# Data in this exercise
—————
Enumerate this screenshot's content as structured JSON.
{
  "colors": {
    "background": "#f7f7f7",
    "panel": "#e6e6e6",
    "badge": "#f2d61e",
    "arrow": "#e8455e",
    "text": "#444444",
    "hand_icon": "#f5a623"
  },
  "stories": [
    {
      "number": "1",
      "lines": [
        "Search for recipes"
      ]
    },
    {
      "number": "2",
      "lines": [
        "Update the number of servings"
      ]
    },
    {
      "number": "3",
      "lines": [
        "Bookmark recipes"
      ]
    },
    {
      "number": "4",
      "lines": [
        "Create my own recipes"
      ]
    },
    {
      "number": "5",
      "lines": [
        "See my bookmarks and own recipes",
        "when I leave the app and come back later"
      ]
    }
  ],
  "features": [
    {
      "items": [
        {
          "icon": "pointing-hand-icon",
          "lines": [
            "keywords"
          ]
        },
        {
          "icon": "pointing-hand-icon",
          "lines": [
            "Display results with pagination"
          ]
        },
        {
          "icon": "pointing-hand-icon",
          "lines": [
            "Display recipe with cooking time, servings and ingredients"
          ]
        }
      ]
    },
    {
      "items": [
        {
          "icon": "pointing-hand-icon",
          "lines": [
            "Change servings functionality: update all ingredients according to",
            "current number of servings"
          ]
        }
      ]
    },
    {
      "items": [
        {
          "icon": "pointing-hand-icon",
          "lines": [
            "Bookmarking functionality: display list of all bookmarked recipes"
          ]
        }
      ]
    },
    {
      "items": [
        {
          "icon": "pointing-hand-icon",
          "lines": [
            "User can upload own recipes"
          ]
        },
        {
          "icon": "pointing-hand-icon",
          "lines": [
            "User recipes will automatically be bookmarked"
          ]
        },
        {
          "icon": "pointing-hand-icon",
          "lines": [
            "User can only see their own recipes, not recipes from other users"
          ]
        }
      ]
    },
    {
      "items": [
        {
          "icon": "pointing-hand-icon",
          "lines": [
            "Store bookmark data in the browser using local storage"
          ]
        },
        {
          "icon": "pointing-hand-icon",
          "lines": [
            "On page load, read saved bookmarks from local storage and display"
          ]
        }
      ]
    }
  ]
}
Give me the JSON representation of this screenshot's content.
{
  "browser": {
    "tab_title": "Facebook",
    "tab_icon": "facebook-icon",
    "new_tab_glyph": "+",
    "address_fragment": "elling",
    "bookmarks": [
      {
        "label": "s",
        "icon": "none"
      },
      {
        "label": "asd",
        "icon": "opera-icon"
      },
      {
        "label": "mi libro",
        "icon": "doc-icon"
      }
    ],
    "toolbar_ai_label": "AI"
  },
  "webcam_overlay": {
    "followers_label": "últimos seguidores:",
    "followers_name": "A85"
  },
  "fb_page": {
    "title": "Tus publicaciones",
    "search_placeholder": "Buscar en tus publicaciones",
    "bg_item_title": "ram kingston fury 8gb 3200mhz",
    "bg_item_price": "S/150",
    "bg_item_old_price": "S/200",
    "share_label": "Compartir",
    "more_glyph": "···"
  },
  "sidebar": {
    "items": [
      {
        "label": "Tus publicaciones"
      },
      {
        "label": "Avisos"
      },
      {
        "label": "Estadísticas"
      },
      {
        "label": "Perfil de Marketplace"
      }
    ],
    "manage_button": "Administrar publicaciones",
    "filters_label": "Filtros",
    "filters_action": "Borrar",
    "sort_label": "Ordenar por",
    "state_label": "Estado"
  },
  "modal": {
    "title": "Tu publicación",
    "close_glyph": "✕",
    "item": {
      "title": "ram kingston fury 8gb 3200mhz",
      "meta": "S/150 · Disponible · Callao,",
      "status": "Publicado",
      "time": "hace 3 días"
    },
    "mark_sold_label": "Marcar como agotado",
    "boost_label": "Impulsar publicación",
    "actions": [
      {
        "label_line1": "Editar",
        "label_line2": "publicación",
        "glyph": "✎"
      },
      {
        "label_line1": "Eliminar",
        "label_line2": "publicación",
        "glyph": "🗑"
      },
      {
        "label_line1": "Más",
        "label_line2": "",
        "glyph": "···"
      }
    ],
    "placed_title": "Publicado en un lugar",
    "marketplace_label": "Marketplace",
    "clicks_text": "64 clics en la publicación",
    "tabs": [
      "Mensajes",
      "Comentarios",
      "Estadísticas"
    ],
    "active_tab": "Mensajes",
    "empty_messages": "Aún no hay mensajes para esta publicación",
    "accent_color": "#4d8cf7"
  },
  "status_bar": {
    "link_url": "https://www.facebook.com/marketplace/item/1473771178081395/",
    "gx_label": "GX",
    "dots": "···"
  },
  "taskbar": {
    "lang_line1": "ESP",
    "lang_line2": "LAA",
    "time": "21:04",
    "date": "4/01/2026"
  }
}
—————
# Problem statement
Copy each line of the data above without altering a single character.

# Task answer
Enumerate this screenshot's content as structured JSON.
{
  "colors": {
    "background": "#f7f7f7",
    "panel": "#e6e6e6",
    "badge": "#f2d61e",
    "arrow": "#e8455e",
    "text": "#444444",
    "hand_icon": "#f5a623"
  },
  "stories": [
    {
      "number": "1",
      "lines": [
        "Search for recipes"
      ]
    },
    {
      "number": "2",
      "lines": [
        "Update the number of servings"
      ]
    },
    {
      "number": "3",
      "lines": [
        "Bookmark recipes"
      ]
    },
    {
      "number": "4",
      "lines": [
        "Create my own recipes"
      ]
    },
    {
      "number": "5",
      "lines": [
        "See my bookmarks and own recipes",
        "when I leave the app and come back later"
      ]
    }
  ],
  "features": [
    {
      "items": [
        {
          "icon": "pointing-hand-icon",
          "lines": [
            "keywords"
          ]
        },
        {
          "icon": "pointing-hand-icon",
          "lines": [
            "Display results with pagination"
          ]
        },
        {
          "icon": "pointing-hand-icon",
          "lines": [
            "Display recipe with cooking time, servings and ingredients"
          ]
        }
      ]
    },
    {
      "items": [
        {
          "icon": "pointing-hand-icon",
          "lines": [
            "Change servings functionality: update all ingredients according to",
            "current number of servings"
          ]
        }
      ]
    },
    {
      "items": [
        {
          "icon": "pointing-hand-icon",
          "lines": [
            "Bookmarking functionality: display list of all bookmarked recipes"
          ]
        }
      ]
    },
    {
      "items": [
        {
          "icon": "pointing-hand-icon",
          "lines": [
            "User can upload own recipes"
          ]
        },
        {
          "icon": "pointing-hand-icon",
          "lines": [
            "User recipes will automatically be bookmarked"
          ]
        },
        {
          "icon": "pointing-hand-icon",
          "lines": [
            "User can only see their own recipes, not recipes from other users"
          ]
        }
      ]
    },
    {
      "items": [
        {
          "icon": "pointing-hand-icon",
          "lines": [
            "Store bookmark data in the browser using local storage"
          ]
        },
        {
          "icon": "pointing-hand-icon",
          "lines": [
            "On page load, read saved bookmarks from local storage and display"
          ]
        }
      ]
    }
  ]
}
Give me the JSON representation of this screenshot's content.
{
  "browser": {
    "tab_title": "Facebook",
    "tab_icon": "facebook-icon",
    "new_tab_glyph": "+",
    "address_fragment": "elling",
    "bookmarks": [
      {
        "label": "s",
        "icon": "none"
      },
      {
        "label": "asd",
        "icon": "opera-icon"
      },
      {
        "label": "mi libro",
        "icon": "doc-icon"
      }
    ],
    "toolbar_ai_label": "AI"
  },
  "webcam_overlay": {
    "followers_label": "últimos seguidores:",
    "followers_name": "A85"
  },
  "fb_page": {
    "title": "Tus publicaciones",
    "search_placeholder": "Buscar en tus publicaciones",
    "bg_item_title": "ram kingston fury 8gb 3200mhz",
    "bg_item_price": "S/150",
    "bg_item_old_price": "S/200",
    "share_label": "Compartir",
    "more_glyph": "···"
  },
  "sidebar": {
    "items": [
      {
        "label": "Tus publicaciones"
      },
      {
        "label": "Avisos"
      },
      {
        "label": "Estadísticas"
      },
      {
        "label": "Perfil de Marketplace"
      }
    ],
    "manage_button": "Administrar publicaciones",
    "filters_label": "Filtros",
    "filters_action": "Borrar",
    "sort_label": "Ordenar por",
    "state_label": "Estado"
  },
  "modal": {
    "title": "Tu publicación",
    "close_glyph": "✕",
    "item": {
      "title": "ram kingston fury 8gb 3200mhz",
      "meta": "S/150 · Disponible · Callao,",
      "status": "Publicado",
      "time": "hace 3 días"
    },
    "mark_sold_label": "Marcar como agotado",
    "boost_label": "Impulsar publicación",
    "actions": [
      {
        "label_line1": "Editar",
        "label_line2": "publicación",
        "glyph": "✎"
      },
      {
        "label_line1": "Eliminar",
        "label_line2": "publicación",
        "glyph": "🗑"
      },
      {
        "label_line1": "Más",
        "label_line2": "",
        "glyph": "···"
      }
    ],
    "placed_title": "Publicado en un lugar",
    "marketplace_label": "Marketplace",
    "clicks_text": "64 clics en la publicación",
    "tabs": [
      "Mensajes",
      "Comentarios",
      "Estadísticas"
    ],
    "active_tab": "Mensajes",
    "empty_messages": "Aún no hay mensajes para esta publicación",
    "accent_color": "#4d8cf7"
  },
  "status_bar": {
    "link_url": "https://www.facebook.com/marketplace/item/1473771178081395/",
    "gx_label": "GX",
    "dots": "···"
  },
  "taskbar": {
    "lang_line1": "ESP",
    "lang_line2": "LAA",
    "time": "21:04",
    "date": "4/01/2026"
  }
}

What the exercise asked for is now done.